WHAT TO DO →
Filter these entries, keeping only lines that hold the word "thường".

RECORDS →
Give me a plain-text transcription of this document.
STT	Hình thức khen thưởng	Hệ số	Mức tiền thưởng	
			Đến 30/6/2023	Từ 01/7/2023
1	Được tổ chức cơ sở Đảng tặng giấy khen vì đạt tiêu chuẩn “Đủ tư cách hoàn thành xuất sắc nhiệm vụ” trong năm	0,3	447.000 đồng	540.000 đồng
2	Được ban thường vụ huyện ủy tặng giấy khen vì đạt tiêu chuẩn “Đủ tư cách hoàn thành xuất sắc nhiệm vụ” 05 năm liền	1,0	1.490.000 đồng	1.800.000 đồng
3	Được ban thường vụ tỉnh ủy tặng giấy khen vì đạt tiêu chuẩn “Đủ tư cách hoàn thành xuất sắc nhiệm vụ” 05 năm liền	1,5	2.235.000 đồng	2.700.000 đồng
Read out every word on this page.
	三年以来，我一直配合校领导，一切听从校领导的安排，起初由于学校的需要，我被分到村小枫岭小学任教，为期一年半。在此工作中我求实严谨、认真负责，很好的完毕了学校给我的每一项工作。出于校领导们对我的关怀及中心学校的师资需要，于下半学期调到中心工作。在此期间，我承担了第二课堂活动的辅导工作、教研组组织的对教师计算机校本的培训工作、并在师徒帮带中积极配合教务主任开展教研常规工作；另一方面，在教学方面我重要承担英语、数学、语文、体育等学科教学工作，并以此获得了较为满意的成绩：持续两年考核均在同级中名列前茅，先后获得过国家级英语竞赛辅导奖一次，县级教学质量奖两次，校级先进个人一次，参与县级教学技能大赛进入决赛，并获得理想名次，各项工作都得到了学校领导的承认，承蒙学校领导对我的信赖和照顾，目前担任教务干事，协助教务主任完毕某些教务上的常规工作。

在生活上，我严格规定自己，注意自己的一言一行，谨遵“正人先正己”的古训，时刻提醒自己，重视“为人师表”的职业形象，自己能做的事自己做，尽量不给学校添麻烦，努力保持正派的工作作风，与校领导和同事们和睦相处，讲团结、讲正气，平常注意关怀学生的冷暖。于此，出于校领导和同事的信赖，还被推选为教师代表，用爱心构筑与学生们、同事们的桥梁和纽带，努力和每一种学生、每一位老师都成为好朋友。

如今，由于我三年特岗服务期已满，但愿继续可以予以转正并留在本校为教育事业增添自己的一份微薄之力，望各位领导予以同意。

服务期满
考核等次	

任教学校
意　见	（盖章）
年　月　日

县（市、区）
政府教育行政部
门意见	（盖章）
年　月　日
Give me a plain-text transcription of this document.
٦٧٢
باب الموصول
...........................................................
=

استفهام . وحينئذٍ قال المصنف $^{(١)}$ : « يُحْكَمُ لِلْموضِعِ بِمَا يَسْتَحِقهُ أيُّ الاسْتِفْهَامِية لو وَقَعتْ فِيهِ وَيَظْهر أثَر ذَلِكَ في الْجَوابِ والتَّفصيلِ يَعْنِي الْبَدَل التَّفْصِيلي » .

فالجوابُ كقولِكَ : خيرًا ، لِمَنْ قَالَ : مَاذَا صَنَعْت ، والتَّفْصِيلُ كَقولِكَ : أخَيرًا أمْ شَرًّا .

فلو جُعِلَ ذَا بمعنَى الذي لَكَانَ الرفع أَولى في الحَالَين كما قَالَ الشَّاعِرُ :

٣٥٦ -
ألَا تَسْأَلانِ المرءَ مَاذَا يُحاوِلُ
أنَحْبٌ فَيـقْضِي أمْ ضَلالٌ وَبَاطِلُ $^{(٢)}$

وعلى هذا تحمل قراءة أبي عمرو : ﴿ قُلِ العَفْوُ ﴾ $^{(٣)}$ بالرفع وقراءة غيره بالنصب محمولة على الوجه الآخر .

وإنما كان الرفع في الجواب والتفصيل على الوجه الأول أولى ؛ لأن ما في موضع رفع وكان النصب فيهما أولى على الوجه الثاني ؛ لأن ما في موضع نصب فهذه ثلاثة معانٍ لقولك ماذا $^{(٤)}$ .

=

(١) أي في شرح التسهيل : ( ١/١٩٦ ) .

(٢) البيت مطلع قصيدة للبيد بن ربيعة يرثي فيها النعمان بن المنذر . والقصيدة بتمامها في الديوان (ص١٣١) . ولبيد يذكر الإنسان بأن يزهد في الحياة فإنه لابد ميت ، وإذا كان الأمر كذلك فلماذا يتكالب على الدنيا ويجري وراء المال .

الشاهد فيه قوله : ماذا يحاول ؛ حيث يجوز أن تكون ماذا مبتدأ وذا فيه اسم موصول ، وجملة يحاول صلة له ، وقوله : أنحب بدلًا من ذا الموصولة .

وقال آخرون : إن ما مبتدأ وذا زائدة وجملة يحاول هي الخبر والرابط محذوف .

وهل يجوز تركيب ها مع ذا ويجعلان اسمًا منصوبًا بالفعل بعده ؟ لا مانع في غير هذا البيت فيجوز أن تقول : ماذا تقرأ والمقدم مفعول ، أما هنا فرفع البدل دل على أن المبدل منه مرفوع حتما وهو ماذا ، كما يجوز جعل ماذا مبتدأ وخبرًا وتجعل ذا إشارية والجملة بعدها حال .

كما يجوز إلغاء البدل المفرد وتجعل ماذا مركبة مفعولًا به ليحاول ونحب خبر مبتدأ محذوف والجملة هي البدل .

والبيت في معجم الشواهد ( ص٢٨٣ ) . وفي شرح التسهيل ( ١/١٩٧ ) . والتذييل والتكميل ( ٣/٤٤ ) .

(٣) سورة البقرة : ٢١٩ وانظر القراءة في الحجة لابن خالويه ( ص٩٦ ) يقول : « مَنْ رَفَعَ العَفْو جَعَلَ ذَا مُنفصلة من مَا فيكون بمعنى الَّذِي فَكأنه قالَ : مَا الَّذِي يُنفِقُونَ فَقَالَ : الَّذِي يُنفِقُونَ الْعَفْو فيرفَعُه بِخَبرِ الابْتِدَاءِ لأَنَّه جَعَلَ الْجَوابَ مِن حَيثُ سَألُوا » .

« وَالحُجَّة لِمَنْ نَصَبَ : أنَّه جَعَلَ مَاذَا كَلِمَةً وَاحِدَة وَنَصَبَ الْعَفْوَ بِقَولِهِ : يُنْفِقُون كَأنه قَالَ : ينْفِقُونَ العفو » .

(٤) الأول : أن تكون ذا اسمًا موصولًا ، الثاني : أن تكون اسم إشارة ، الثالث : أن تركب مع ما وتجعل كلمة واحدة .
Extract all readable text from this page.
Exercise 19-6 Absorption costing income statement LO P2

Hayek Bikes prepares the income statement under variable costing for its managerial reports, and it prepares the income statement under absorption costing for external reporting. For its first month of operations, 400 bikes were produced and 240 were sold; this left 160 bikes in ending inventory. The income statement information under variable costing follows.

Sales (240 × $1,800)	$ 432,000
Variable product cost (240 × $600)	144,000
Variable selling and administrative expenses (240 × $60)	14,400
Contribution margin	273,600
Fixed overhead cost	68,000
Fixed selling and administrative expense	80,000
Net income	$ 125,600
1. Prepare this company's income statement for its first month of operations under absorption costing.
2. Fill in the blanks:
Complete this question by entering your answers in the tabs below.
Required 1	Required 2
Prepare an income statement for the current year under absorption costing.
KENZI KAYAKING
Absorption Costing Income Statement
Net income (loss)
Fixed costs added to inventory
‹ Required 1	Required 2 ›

REPLY TO THE EXERCISE →
2	Được ban thường vụ huyện ủy tặng giấy khen vì đạt tiêu chuẩn “Đủ tư cách hoàn thành xuất sắc nhiệm vụ” 05 năm liền	1,0	1.490.000 đồng	1.800.000 đồng
3	Được ban thường vụ tỉnh ủy tặng giấy khen vì đạt tiêu chuẩn “Đủ tư cách hoàn thành xuất sắc nhiệm vụ” 05 năm liền	1,5	2.235.000 đồng	2.700.000 đồng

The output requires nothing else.